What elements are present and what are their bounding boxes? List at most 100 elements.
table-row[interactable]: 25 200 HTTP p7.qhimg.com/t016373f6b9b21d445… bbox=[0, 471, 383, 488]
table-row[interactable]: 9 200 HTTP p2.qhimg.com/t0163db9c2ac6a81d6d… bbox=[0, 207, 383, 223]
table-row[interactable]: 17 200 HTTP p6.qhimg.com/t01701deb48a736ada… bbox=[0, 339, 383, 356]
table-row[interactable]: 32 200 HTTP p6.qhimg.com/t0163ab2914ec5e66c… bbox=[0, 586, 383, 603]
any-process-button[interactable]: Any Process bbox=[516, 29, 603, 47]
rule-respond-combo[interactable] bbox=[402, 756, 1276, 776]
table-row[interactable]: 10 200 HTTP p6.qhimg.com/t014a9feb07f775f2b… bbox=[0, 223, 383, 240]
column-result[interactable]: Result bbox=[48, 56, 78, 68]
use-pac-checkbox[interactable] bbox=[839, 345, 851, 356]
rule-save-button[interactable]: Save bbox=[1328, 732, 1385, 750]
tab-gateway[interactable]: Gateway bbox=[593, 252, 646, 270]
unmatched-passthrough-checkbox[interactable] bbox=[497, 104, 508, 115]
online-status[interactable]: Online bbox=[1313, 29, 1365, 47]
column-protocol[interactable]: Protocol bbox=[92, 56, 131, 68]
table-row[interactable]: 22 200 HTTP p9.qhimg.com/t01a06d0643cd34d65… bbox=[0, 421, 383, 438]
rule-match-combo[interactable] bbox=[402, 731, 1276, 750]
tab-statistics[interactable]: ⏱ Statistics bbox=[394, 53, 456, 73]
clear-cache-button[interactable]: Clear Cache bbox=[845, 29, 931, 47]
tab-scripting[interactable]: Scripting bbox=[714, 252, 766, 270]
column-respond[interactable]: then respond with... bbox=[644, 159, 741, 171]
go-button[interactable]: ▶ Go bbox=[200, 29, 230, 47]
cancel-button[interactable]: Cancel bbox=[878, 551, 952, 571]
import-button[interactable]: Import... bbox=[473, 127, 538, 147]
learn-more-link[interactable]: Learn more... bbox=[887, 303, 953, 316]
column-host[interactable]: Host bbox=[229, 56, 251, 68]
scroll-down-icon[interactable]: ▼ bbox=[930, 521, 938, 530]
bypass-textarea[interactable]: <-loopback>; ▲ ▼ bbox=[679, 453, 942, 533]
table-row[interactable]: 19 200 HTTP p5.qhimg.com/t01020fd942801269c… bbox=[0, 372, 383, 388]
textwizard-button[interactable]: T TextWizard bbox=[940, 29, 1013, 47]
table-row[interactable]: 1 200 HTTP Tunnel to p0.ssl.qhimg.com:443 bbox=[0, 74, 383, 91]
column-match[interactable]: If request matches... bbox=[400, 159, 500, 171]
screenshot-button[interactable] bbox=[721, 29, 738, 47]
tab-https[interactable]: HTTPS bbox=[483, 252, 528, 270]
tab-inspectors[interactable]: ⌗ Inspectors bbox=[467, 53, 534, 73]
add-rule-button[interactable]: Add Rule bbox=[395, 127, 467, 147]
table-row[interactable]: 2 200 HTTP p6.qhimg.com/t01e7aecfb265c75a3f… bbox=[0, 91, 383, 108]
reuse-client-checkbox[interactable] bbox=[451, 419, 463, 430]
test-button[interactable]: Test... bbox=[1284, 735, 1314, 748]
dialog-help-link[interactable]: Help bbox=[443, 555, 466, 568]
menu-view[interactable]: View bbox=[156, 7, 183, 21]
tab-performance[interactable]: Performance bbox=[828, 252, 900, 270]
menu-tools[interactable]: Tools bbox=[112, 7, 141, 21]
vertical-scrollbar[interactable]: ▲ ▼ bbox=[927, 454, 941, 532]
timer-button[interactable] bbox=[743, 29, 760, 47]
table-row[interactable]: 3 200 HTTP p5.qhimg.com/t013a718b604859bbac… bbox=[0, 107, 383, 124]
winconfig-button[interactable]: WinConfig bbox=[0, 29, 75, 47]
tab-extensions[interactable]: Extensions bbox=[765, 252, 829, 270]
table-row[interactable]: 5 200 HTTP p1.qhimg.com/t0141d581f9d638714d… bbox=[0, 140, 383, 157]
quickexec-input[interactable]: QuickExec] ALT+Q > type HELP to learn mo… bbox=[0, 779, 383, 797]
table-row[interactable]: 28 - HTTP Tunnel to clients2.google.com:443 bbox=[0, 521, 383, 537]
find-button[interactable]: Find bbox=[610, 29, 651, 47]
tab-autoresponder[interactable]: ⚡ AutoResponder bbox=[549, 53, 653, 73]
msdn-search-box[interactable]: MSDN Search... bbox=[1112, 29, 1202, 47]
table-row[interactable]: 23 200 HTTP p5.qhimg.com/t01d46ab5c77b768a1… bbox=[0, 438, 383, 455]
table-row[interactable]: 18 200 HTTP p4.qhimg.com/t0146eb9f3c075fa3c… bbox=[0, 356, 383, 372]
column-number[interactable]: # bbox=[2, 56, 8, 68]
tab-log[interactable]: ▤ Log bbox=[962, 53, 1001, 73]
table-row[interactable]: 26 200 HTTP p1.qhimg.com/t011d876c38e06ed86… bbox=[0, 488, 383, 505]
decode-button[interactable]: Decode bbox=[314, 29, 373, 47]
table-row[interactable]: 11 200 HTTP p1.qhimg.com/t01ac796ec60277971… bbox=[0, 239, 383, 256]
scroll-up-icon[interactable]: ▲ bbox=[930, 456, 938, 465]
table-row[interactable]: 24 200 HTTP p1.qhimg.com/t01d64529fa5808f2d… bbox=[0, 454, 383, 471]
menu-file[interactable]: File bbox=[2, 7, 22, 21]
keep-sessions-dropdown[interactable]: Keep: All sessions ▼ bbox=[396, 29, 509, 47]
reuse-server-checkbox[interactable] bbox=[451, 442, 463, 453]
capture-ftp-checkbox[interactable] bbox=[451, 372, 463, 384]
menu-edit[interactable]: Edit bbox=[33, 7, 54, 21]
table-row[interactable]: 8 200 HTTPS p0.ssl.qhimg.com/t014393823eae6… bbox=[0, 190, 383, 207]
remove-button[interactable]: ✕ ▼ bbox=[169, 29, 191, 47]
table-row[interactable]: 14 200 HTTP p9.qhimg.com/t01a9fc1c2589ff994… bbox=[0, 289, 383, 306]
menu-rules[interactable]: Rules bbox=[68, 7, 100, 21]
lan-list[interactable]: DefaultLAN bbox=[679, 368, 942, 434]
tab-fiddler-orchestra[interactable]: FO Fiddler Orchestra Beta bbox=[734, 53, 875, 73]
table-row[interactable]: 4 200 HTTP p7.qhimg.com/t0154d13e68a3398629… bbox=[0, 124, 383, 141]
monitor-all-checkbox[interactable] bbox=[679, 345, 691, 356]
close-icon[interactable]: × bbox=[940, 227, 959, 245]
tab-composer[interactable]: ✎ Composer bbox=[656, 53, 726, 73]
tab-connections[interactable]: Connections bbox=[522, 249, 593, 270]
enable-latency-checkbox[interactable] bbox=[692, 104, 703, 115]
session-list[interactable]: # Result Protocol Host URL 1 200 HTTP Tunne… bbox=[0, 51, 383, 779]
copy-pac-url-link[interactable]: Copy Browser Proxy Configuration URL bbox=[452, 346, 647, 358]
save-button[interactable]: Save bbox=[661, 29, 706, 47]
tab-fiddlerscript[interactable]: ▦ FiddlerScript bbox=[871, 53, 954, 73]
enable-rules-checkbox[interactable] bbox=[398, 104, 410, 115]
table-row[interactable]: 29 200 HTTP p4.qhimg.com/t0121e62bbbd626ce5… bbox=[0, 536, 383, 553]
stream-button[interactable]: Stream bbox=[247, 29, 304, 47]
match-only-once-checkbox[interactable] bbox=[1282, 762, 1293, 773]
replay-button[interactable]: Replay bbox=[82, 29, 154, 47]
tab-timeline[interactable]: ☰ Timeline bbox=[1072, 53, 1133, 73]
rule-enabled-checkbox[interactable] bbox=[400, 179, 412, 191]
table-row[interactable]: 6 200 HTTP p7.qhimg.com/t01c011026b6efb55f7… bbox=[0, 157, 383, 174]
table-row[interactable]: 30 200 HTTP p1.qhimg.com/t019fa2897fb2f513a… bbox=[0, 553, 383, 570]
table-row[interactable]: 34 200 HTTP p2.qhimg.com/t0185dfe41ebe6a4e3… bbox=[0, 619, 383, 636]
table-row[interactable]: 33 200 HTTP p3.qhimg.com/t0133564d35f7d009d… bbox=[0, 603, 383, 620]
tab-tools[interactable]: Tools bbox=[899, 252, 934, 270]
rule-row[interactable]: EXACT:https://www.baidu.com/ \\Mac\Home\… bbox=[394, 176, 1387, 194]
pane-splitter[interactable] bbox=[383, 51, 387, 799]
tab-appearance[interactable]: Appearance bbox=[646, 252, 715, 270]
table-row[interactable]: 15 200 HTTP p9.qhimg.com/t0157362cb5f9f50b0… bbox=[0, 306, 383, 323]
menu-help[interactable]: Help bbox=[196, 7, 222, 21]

------------------------------------

Could you rewrite the data from its first line through the line containing "table-row[interactable]: 32 200", changing "HTTP" to "HTTPS" and keeping everything else the same?

**The result**
What elements are present and what are their bounding boxes? List at most 100 elements.
table-row[interactable]: 25 200 HTTPS p7.qhimg.com/t016373f6b9b21d445… bbox=[0, 471, 383, 488]
table-row[interactable]: 9 200 HTTPS p2.qhimg.com/t0163db9c2ac6a81d6d… bbox=[0, 207, 383, 223]
table-row[interactable]: 17 200 HTTPS p6.qhimg.com/t01701deb48a736ada… bbox=[0, 339, 383, 356]
table-row[interactable]: 32 200 HTTPS p6.qhimg.com/t0163ab2914ec5e66c… bbox=[0, 586, 383, 603]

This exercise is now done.